## Goal
Pick out each line in these entries that contains the string "start".

## Data extract
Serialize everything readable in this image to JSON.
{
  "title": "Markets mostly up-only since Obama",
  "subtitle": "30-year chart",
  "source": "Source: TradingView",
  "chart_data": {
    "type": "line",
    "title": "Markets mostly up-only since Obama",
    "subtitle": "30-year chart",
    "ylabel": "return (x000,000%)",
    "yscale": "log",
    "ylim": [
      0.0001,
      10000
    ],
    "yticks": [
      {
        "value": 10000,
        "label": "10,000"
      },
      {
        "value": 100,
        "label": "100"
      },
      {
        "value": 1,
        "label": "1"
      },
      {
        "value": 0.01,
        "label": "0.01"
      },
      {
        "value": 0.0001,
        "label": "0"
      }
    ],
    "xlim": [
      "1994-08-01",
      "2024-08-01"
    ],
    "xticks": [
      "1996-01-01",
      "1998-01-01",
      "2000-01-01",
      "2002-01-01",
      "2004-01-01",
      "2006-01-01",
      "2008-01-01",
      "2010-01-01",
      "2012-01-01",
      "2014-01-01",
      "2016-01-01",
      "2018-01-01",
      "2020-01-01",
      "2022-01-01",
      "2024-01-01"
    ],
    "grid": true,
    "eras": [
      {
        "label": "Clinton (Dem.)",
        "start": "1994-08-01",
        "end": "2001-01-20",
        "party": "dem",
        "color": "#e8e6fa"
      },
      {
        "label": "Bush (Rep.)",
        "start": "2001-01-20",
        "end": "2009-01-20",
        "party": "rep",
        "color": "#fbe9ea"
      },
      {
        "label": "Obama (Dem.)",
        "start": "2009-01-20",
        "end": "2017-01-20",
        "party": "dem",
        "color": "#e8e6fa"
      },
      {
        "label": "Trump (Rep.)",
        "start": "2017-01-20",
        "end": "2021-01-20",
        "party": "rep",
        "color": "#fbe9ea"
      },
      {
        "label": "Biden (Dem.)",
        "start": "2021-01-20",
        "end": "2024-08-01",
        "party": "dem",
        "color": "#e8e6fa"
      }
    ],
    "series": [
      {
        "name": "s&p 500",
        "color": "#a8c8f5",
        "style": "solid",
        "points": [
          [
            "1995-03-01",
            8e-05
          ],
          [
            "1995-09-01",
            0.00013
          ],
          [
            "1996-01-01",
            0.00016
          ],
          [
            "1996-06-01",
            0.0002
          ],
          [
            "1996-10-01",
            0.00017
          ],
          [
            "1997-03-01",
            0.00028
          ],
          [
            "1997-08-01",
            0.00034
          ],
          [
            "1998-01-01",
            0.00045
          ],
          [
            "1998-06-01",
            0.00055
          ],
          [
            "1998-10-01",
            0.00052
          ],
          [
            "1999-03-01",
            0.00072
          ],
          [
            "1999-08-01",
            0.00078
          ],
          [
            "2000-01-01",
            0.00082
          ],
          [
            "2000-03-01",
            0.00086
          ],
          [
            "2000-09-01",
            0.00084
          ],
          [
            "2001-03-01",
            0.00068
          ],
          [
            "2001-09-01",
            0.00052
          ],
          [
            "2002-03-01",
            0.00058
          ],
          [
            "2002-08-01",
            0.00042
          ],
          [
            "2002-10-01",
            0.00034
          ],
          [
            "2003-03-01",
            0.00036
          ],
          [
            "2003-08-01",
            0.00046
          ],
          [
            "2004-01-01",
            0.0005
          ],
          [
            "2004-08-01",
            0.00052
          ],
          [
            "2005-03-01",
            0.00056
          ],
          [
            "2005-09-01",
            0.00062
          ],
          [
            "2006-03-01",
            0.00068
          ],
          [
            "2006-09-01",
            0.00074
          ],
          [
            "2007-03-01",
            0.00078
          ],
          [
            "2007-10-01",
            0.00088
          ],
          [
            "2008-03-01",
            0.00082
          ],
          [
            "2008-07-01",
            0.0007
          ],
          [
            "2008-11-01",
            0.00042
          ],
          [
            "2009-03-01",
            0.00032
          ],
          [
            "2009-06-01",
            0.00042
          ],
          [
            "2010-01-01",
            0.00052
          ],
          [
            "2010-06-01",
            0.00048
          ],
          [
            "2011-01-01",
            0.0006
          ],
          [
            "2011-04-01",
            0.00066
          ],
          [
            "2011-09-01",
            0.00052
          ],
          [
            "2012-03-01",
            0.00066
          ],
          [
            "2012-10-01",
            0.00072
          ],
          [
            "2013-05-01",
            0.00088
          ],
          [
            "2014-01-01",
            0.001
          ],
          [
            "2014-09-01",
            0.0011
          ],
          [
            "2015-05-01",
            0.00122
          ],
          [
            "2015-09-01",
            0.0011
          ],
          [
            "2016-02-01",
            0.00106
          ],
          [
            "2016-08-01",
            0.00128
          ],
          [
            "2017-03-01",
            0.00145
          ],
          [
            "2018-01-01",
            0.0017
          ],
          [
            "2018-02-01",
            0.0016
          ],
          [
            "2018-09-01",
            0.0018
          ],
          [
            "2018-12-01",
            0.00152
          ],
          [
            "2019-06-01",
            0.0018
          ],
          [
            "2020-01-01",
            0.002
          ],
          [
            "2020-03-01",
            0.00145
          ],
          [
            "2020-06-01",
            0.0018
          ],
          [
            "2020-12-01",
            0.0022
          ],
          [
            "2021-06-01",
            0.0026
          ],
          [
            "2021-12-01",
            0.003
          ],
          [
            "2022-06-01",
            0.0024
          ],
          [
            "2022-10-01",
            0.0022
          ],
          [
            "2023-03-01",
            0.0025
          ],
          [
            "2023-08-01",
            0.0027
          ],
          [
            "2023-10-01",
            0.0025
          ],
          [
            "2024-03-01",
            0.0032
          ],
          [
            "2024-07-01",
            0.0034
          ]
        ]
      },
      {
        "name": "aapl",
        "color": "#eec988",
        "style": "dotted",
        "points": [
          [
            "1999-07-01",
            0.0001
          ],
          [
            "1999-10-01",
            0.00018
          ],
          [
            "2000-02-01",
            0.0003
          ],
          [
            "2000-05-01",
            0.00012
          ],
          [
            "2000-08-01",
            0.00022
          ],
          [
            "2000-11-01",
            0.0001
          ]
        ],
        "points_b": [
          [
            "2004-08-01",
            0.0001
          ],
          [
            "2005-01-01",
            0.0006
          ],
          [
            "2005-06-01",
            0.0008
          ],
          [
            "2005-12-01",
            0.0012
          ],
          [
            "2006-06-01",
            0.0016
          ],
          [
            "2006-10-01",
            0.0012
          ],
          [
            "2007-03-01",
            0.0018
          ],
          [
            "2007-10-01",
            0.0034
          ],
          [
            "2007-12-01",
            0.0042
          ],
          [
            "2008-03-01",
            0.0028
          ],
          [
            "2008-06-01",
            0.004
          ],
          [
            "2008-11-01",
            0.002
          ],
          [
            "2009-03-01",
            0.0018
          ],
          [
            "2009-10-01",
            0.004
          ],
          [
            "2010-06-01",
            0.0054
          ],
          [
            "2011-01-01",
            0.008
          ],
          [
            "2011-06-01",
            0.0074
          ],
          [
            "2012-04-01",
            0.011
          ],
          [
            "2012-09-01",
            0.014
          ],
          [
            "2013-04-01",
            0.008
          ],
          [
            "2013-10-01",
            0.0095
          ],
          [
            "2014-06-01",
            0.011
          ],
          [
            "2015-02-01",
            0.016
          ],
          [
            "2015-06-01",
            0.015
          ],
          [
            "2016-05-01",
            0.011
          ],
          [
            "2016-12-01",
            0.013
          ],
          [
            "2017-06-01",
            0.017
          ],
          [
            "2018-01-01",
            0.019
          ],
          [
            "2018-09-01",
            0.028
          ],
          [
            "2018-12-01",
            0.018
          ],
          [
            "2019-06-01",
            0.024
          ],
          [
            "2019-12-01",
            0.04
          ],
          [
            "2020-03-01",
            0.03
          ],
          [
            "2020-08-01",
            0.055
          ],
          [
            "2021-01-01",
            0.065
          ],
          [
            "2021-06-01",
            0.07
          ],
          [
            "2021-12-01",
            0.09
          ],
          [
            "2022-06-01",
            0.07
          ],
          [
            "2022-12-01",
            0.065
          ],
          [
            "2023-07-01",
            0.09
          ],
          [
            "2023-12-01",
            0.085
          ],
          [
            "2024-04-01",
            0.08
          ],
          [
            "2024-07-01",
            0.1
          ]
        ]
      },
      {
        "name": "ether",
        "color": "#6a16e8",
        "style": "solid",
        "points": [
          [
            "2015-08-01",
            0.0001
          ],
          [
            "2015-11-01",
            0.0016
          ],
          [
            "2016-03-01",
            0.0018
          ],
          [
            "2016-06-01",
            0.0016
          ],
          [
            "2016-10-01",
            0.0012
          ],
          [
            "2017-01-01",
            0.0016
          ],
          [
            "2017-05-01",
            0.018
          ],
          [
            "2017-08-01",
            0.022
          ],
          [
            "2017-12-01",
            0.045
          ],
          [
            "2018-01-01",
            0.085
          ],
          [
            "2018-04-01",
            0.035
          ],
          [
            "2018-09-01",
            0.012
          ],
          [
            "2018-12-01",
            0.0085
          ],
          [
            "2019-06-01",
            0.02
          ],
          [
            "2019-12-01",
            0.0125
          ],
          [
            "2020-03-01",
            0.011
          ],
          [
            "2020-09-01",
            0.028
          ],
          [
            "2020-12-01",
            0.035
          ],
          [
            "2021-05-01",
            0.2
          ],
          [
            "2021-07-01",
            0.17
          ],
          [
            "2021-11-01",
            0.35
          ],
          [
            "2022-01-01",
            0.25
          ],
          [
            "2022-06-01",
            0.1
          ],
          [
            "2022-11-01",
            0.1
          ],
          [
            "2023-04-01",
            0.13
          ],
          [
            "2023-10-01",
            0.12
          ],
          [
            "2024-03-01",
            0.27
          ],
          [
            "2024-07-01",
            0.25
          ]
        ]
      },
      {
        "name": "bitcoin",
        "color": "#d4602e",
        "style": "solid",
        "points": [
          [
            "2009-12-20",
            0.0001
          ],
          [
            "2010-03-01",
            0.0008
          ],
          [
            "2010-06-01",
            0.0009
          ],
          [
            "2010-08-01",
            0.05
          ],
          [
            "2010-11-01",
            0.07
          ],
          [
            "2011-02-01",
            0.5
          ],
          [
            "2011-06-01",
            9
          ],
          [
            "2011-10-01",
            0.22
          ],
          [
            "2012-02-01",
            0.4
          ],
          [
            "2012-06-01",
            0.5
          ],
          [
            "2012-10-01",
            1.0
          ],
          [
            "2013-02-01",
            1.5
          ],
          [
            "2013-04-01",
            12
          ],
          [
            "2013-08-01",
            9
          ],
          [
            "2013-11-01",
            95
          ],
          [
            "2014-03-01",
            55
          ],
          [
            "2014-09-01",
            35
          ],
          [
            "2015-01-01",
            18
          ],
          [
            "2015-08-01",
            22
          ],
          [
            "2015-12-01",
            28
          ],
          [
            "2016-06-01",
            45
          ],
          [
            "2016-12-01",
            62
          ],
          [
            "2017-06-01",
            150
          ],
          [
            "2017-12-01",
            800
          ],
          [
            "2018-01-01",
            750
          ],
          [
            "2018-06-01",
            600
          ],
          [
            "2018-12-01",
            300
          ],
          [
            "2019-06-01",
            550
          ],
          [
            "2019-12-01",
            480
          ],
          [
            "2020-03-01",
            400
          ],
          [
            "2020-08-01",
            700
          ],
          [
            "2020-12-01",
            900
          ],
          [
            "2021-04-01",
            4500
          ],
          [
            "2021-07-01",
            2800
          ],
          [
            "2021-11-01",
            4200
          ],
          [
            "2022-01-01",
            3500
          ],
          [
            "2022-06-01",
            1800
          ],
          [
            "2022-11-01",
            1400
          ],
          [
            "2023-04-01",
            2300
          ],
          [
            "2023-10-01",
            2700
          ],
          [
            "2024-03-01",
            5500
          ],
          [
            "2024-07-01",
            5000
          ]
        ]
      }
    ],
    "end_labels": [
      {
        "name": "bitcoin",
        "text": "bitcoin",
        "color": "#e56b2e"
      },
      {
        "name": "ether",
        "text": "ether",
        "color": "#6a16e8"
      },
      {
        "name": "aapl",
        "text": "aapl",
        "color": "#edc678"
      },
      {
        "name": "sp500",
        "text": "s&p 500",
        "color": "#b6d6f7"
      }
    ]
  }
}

## Written response
        "start": "1994-08-01",
        "start": "2001-01-20",
        "start": "2009-01-20",
        "start": "2017-01-20",
        "start": "2021-01-20",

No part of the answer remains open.